| Work to be completed |
Look below. Copy each line that has "головкой" in it.
▼▼▼
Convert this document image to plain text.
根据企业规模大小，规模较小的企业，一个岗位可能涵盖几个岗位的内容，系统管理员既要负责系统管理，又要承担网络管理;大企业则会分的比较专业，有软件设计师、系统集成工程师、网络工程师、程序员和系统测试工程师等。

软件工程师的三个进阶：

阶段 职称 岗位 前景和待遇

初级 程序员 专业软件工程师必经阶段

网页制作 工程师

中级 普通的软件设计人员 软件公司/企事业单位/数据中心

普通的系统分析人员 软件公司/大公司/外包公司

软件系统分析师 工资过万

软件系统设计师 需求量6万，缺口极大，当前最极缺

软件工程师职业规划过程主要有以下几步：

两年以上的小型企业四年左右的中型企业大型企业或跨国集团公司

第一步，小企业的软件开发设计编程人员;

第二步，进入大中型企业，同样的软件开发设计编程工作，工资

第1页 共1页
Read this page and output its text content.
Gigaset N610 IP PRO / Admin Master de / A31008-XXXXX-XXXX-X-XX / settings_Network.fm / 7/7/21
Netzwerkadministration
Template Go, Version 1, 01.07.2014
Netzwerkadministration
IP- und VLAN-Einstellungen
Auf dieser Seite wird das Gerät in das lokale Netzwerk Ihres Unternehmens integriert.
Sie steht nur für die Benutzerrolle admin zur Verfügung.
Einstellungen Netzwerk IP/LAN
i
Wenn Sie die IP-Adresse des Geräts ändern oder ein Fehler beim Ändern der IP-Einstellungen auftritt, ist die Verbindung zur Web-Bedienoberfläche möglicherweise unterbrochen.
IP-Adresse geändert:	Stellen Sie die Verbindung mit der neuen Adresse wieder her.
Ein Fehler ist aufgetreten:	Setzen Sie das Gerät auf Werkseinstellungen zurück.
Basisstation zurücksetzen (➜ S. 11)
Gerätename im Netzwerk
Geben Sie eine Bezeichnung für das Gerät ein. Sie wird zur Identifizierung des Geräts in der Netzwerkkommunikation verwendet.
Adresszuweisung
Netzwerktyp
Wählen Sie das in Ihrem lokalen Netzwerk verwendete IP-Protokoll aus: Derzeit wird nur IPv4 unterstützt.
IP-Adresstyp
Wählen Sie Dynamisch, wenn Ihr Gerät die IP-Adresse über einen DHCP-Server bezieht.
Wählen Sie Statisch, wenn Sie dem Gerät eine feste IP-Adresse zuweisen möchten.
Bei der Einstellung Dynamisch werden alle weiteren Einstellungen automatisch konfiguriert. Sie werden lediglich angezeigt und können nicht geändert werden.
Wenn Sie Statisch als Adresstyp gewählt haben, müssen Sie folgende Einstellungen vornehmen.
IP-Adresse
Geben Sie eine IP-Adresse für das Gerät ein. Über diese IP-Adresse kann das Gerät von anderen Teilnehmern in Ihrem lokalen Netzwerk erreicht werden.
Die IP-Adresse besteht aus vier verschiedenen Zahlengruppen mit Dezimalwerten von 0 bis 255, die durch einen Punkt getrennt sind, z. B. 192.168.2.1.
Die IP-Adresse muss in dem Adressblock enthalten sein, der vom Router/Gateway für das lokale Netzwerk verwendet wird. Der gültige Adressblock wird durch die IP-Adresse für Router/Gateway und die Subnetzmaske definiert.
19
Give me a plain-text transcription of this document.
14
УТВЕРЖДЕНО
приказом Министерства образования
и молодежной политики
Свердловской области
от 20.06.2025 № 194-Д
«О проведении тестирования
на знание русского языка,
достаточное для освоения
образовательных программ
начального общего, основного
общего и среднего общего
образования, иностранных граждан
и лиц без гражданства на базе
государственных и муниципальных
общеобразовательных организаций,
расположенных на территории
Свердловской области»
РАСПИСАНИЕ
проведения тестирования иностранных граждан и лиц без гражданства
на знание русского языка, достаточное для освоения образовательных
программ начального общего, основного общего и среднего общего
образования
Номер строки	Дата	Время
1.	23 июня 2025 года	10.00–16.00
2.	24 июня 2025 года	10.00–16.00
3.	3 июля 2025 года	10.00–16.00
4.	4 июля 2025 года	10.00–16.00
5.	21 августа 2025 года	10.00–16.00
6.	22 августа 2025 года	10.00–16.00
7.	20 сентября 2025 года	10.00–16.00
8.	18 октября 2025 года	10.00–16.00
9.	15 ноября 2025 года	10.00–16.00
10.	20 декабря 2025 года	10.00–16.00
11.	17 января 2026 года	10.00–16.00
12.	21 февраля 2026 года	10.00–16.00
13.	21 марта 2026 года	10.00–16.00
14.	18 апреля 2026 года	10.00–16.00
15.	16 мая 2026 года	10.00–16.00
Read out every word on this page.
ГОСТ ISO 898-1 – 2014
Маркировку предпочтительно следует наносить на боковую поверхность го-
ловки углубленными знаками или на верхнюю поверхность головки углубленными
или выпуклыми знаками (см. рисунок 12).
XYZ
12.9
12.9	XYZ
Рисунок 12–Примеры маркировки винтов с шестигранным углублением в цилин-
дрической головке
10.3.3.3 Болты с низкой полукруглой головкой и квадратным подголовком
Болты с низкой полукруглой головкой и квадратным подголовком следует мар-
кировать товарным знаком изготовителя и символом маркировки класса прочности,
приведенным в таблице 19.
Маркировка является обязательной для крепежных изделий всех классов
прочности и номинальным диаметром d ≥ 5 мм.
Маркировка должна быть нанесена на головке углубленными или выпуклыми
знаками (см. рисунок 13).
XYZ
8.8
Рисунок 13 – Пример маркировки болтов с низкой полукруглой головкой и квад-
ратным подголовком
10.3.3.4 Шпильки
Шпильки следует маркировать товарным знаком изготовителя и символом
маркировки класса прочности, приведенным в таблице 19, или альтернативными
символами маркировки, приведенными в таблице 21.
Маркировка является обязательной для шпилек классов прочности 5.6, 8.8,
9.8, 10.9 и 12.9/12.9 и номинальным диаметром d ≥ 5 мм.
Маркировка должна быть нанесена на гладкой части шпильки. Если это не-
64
▲▲▲
| Problem solution |
10.3.3.3 Болты с низкой полукруглой головкой и квадратным подголовком
Болты с низкой полукруглой головкой и квадратным подголовком следует мар-
Рисунок 13 – Пример маркировки болтов с низкой полукруглой головкой и квад-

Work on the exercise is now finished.